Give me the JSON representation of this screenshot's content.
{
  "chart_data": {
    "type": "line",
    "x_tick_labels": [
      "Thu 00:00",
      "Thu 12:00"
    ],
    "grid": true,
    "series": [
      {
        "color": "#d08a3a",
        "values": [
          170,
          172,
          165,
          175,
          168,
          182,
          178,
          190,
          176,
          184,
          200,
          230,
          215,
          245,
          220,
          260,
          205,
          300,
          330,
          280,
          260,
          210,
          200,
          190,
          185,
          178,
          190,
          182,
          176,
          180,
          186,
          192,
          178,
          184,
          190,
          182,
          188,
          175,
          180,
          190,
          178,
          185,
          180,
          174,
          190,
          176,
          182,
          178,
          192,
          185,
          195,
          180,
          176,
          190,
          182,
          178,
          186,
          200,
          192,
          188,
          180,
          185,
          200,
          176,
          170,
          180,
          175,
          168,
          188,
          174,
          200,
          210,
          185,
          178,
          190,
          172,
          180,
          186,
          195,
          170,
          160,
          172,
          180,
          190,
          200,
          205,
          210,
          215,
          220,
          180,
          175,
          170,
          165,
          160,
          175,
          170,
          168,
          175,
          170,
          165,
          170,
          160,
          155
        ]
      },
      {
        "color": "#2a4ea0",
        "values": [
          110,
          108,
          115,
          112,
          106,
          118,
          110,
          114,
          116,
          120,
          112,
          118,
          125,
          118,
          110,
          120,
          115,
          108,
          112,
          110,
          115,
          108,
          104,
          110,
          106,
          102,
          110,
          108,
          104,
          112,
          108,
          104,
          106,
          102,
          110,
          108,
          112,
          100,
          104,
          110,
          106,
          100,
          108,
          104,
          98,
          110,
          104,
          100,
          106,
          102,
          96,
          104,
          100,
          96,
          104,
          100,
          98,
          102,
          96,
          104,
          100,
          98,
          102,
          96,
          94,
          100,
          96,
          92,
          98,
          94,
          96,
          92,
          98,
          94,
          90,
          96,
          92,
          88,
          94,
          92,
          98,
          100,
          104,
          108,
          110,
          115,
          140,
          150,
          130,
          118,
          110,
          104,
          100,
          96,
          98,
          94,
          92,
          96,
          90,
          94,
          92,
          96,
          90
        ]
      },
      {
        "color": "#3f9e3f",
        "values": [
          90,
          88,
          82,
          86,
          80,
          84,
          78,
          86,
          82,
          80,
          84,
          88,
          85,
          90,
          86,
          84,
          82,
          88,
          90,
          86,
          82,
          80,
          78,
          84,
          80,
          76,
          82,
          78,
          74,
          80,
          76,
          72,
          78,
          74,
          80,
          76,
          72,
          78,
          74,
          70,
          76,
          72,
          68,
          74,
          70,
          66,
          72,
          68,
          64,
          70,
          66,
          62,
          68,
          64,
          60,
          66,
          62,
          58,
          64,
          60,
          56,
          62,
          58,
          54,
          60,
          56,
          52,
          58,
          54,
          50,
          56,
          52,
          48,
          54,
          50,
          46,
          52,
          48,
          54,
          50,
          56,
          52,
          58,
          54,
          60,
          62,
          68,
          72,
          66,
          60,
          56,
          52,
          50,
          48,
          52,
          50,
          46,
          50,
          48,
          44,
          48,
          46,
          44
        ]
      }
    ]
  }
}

++++

▸ **WHAT YOU WILL DO**: The records above should be restated word for word, please.

▸ **ANSWER TO THIS EXERCISE**:
Give me the JSON representation of this screenshot's content.
{
  "chart_data": {
    "type": "line",
    "x_tick_labels": [
      "Thu 00:00",
      "Thu 12:00"
    ],
    "grid": true,
    "series": [
      {
        "color": "#d08a3a",
        "values": [
          170,
          172,
          165,
          175,
          168,
          182,
          178,
          190,
          176,
          184,
          200,
          230,
          215,
          245,
          220,
          260,
          205,
          300,
          330,
          280,
          260,
          210,
          200,
          190,
          185,
          178,
          190,
          182,
          176,
          180,
          186,
          192,
          178,
          184,
          190,
          182,
          188,
          175,
          180,
          190,
          178,
          185,
          180,
          174,
          190,
          176,
          182,
          178,
          192,
          185,
          195,
          180,
          176,
          190,
          182,
          178,
          186,
          200,
          192,
          188,
          180,
          185,
          200,
          176,
          170,
          180,
          175,
          168,
          188,
          174,
          200,
          210,
          185,
          178,
          190,
          172,
          180,
          186,
          195,
          170,
          160,
          172,
          180,
          190,
          200,
          205,
          210,
          215,
          220,
          180,
          175,
          170,
          165,
          160,
          175,
          170,
          168,
          175,
          170,
          165,
          170,
          160,
          155
        ]
      },
      {
        "color": "#2a4ea0",
        "values": [
          110,
          108,
          115,
          112,
          106,
          118,
          110,
          114,
          116,
          120,
          112,
          118,
          125,
          118,
          110,
          120,
          115,
          108,
          112,
          110,
          115,
          108,
          104,
          110,
          106,
          102,
          110,
          108,
          104,
          112,
          108,
          104,
          106,
          102,
          110,
          108,
          112,
          100,
          104,
          110,
          106,
          100,
          108,
          104,
          98,
          110,
          104,
          100,
          106,
          102,
          96,
          104,
          100,
          96,
          104,
          100,
          98,
          102,
          96,
          104,
          100,
          98,
          102,
          96,
          94,
          100,
          96,
          92,
          98,
          94,
          96,
          92,
          98,
          94,
          90,
          96,
          92,
          88,
          94,
          92,
          98,
          100,
          104,
          108,
          110,
          115,
          140,
          150,
          130,
          118,
          110,
          104,
          100,
          96,
          98,
          94,
          92,
          96,
          90,
          94,
          92,
          96,
          90
        ]
      },
      {
        "color": "#3f9e3f",
        "values": [
          90,
          88,
          82,
          86,
          80,
          84,
          78,
          86,
          82,
          80,
          84,
          88,
          85,
          90,
          86,
          84,
          82,
          88,
          90,
          86,
          82,
          80,
          78,
          84,
          80,
          76,
          82,
          78,
          74,
          80,
          76,
          72,
          78,
          74,
          80,
          76,
          72,
          78,
          74,
          70,
          76,
          72,
          68,
          74,
          70,
          66,
          72,
          68,
          64,
          70,
          66,
          62,
          68,
          64,
          60,
          66,
          62,
          58,
          64,
          60,
          56,
          62,
          58,
          54,
          60,
          56,
          52,
          58,
          54,
          50,
          56,
          52,
          48,
          54,
          50,
          46,
          52,
          48,
          54,
          50,
          56,
          52,
          58,
          54,
          60,
          62,
          68,
          72,
          66,
          60,
          56,
          52,
          50,
          48,
          52,
          50,
          46,
          50,
          48,
          44,
          48,
          46,
          44
        ]
      }
    ]
  }
}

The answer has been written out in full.